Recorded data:
* * * *
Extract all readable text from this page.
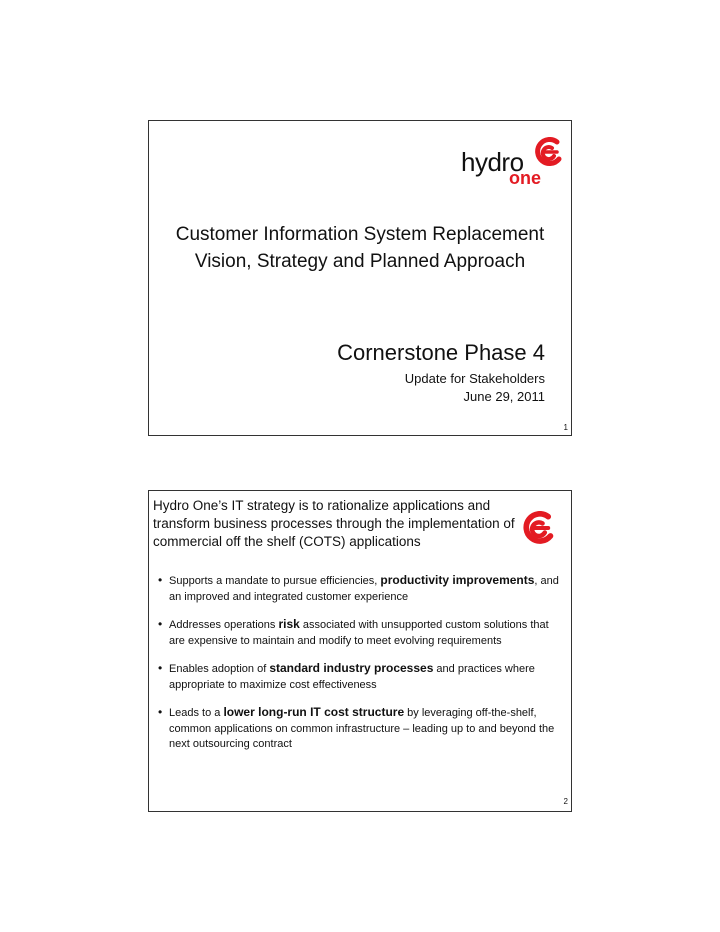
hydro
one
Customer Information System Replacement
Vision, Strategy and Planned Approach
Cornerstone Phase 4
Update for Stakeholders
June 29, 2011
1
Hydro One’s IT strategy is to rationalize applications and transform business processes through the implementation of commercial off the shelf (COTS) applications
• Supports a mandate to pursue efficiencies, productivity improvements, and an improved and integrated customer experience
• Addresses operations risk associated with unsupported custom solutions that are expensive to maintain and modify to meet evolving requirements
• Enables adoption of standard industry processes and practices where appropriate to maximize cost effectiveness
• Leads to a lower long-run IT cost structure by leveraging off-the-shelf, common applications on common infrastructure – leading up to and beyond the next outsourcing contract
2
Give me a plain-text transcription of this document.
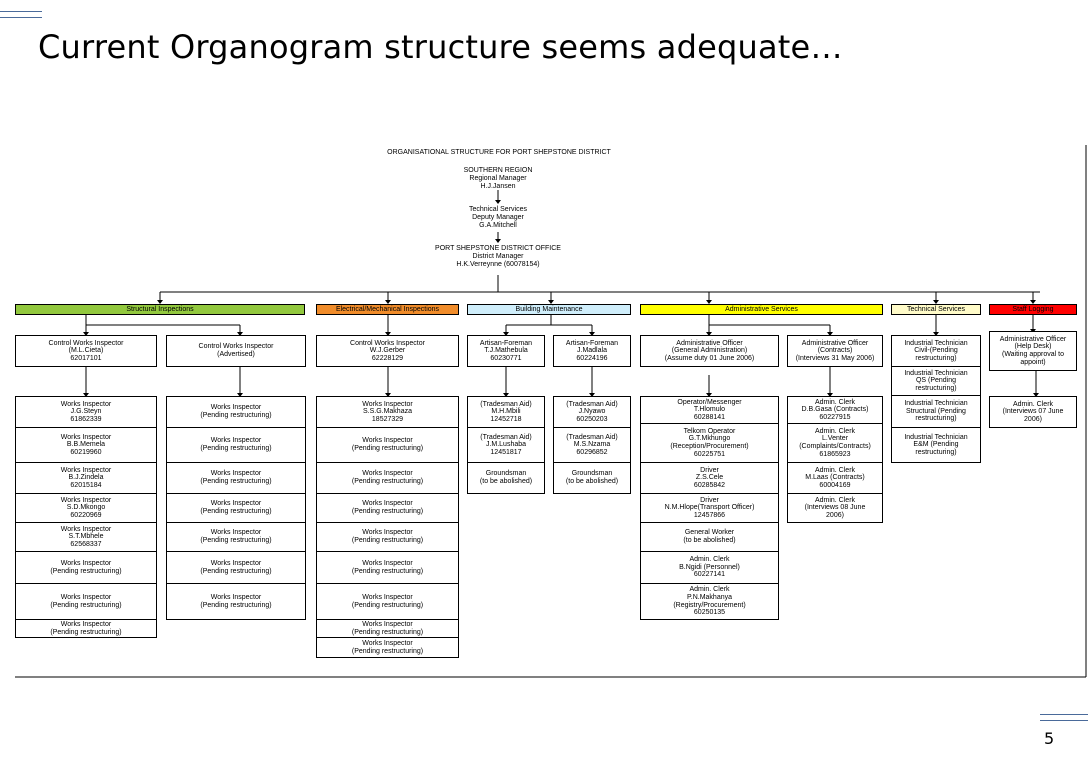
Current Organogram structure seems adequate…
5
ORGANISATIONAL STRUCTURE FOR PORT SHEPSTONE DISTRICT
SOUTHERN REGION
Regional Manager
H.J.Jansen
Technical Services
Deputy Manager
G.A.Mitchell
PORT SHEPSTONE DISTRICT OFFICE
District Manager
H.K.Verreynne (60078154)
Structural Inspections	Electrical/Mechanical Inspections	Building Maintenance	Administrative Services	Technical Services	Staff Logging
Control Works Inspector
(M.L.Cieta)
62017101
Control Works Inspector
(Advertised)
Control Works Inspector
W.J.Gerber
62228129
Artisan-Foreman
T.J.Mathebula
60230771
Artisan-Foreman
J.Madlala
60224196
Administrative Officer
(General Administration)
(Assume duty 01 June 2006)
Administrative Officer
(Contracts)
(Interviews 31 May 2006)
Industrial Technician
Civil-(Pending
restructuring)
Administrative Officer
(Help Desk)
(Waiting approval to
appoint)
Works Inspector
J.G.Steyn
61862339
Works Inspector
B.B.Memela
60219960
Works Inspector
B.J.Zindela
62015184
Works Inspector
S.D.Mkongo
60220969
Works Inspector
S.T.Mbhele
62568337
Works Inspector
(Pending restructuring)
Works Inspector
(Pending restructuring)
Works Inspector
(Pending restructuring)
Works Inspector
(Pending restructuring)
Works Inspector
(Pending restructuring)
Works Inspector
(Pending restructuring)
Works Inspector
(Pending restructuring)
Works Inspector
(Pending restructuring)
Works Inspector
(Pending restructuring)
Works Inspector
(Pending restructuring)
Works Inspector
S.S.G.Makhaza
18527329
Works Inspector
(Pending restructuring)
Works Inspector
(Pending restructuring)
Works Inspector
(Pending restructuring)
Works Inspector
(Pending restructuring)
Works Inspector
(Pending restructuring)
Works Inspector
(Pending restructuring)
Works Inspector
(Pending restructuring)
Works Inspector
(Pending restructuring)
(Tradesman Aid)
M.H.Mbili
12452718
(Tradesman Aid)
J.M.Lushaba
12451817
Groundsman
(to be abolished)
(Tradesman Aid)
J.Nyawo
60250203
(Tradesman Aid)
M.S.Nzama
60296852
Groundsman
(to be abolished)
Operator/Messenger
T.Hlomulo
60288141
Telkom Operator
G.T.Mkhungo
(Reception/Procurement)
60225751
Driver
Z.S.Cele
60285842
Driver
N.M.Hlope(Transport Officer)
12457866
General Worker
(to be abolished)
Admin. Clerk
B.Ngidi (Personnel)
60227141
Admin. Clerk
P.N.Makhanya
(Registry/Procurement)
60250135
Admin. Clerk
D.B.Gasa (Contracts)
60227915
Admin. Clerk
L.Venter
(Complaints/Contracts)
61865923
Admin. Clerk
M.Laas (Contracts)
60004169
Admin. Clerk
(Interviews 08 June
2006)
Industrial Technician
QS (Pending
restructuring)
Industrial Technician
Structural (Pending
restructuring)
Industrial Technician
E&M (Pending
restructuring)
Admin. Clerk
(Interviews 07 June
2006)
* * * *
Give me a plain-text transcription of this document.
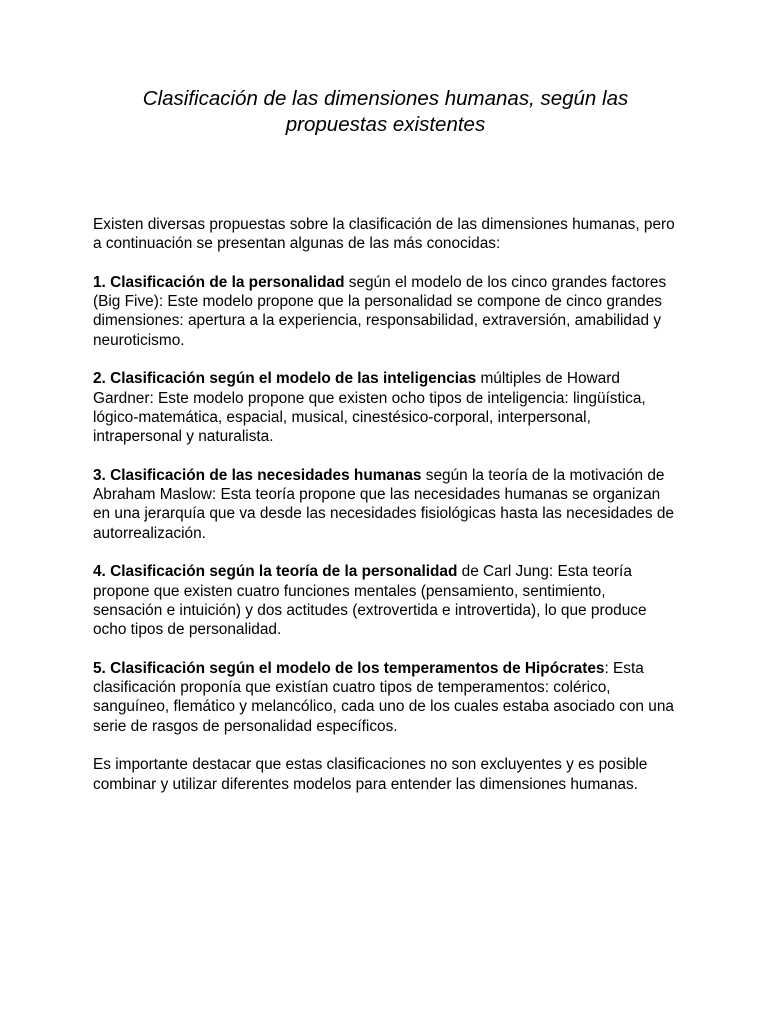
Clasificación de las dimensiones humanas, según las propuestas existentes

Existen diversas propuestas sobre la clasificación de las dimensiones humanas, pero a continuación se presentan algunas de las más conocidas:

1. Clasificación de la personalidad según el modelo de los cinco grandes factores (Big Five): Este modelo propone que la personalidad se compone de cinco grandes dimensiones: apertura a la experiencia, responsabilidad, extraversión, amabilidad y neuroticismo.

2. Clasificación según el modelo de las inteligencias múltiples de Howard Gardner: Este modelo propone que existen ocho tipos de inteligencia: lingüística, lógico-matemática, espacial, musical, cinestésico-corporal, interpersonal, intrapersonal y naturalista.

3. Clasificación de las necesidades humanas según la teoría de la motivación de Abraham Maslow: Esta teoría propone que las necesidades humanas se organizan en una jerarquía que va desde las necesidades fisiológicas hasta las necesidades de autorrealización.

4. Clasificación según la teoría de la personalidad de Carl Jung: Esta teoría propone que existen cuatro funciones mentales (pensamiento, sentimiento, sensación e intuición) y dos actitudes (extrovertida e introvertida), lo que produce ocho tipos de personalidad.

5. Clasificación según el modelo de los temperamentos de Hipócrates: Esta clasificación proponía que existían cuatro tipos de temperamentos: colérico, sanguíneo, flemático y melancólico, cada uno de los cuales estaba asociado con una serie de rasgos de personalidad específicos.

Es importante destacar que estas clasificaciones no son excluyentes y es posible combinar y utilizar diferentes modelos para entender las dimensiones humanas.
* * * *
Give the number of lines in the material above that have the word "SHEPSTONE" in them, and nothing more.

2